Where were the giant accounting firms, the CPAs, and the rest of the accounting profession while the Wall Street towers of fraud, deception and cover-ups were fracturing our economy, looting and draining trillions of dollars of other peoples' money?
This is the licensed profession that is paid to exercise independent judgment with independent standards to give investors, pension funds, mutual funds, and the rest of the financial world accurate descriptions of corporate financial realities.
It is now obvious that the accountants collapsed their own skill, integrity and self-respect faster and earlier than the collapse of Wall Street and the corporate barons. The accountants-both external and internal-could have blown the whistle on what Teddy Roosevelt called the "malefactors of great wealth."
The Big Four auditors knew what was going on with these complex, abstractly structured finance instruments, these collateralized debt obligations (CDOs) and other financial products too abstruse to label. They were on high alert after early warning scandals involving Long Term Capital Management, Enron, and others a decade or so ago.

## Explore the material
a) In the accounting passage, rewrite the stretch from "This is the" through "decade or so ago.", swapping "Wall Street" for "the banking industry".
b) Using the accounting passage, decide whether each statement agrees with the text, answering yes or no and quoting the words that settle it: (i) The Big Four auditors were on high alert after earlier scandals. (ii) Only internal accountants could have blown the whistle. (iii) The phrase "malefactors of great wealth" is credited to Enron.

## Excerpted records
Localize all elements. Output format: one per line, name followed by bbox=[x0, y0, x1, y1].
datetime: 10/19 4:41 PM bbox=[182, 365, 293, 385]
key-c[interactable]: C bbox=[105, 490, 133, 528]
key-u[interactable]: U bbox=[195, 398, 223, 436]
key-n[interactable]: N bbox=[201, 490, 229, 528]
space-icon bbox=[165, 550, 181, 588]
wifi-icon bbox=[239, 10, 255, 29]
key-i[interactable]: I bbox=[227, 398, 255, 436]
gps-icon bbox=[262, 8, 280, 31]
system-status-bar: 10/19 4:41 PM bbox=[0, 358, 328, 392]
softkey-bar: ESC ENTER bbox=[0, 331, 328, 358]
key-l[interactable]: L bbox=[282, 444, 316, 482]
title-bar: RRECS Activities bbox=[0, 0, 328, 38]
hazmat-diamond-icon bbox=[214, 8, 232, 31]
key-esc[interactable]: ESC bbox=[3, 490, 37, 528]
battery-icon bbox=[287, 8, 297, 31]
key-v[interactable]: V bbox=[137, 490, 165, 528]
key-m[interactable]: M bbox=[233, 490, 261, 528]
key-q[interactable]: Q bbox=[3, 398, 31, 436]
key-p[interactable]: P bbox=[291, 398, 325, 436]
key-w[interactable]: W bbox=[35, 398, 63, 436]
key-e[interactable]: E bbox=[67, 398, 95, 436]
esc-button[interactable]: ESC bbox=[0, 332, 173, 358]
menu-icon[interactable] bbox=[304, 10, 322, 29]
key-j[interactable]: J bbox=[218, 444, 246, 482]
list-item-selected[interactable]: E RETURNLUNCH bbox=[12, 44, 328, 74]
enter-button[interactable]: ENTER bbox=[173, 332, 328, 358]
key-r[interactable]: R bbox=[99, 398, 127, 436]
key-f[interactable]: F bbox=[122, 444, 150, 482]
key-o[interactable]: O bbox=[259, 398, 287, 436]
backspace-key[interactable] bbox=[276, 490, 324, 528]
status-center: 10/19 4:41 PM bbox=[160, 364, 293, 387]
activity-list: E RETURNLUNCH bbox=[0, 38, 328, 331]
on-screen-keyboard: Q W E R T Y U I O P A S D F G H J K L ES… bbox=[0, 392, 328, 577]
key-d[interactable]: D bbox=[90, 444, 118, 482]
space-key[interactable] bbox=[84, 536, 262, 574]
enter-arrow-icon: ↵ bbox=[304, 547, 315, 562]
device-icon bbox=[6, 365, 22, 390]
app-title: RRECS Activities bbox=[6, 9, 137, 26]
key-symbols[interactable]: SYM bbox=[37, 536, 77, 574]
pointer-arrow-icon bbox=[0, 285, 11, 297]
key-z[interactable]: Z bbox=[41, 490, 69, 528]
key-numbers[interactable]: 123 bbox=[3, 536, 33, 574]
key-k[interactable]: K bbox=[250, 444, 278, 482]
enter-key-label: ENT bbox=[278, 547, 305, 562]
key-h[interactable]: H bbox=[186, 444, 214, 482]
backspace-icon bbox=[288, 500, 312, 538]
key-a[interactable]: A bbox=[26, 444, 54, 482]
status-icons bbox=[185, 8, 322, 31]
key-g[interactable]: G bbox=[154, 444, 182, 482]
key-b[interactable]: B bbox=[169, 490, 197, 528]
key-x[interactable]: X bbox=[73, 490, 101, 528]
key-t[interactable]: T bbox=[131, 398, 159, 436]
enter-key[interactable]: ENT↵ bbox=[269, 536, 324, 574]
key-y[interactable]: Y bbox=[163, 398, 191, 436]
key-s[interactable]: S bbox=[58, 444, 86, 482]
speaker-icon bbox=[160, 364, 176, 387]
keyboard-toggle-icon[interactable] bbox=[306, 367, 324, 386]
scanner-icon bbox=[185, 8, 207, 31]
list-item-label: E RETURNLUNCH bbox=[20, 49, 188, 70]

## Exercise solutions
a)
This is the licensed profession that is paid to exercise independent judgment with independent standards to give investors, pension funds, mutual funds, and the rest of the financial world accurate descriptions of corporate financial realities.
It is now obvious that the accountants collapsed their own skill, integrity and self-respect faster and earlier than the collapse of the banking industry and the corporate barons. The accountants-both external and internal-could have blown the whistle on what Teddy Roosevelt called the "malefactors of great wealth."
The Big Four auditors knew what was going on with these complex, abstractly structured finance instruments, these collateralized debt obligations (CDOs) and other financial products too abstruse to label. They were on high alert after early warning scandals involving Long Term Capital Management, Enron, and others a decade or so ago.

b)
(i) Yes: "They were on high alert after early warning scandals involving Long Term Capital Management, Enron, and others a decade or so ago."
(ii) No: "The accountants-both external and internal-could have blown the whistle"
(iii) No: "what Teddy Roosevelt called the "malefactors of great wealth.""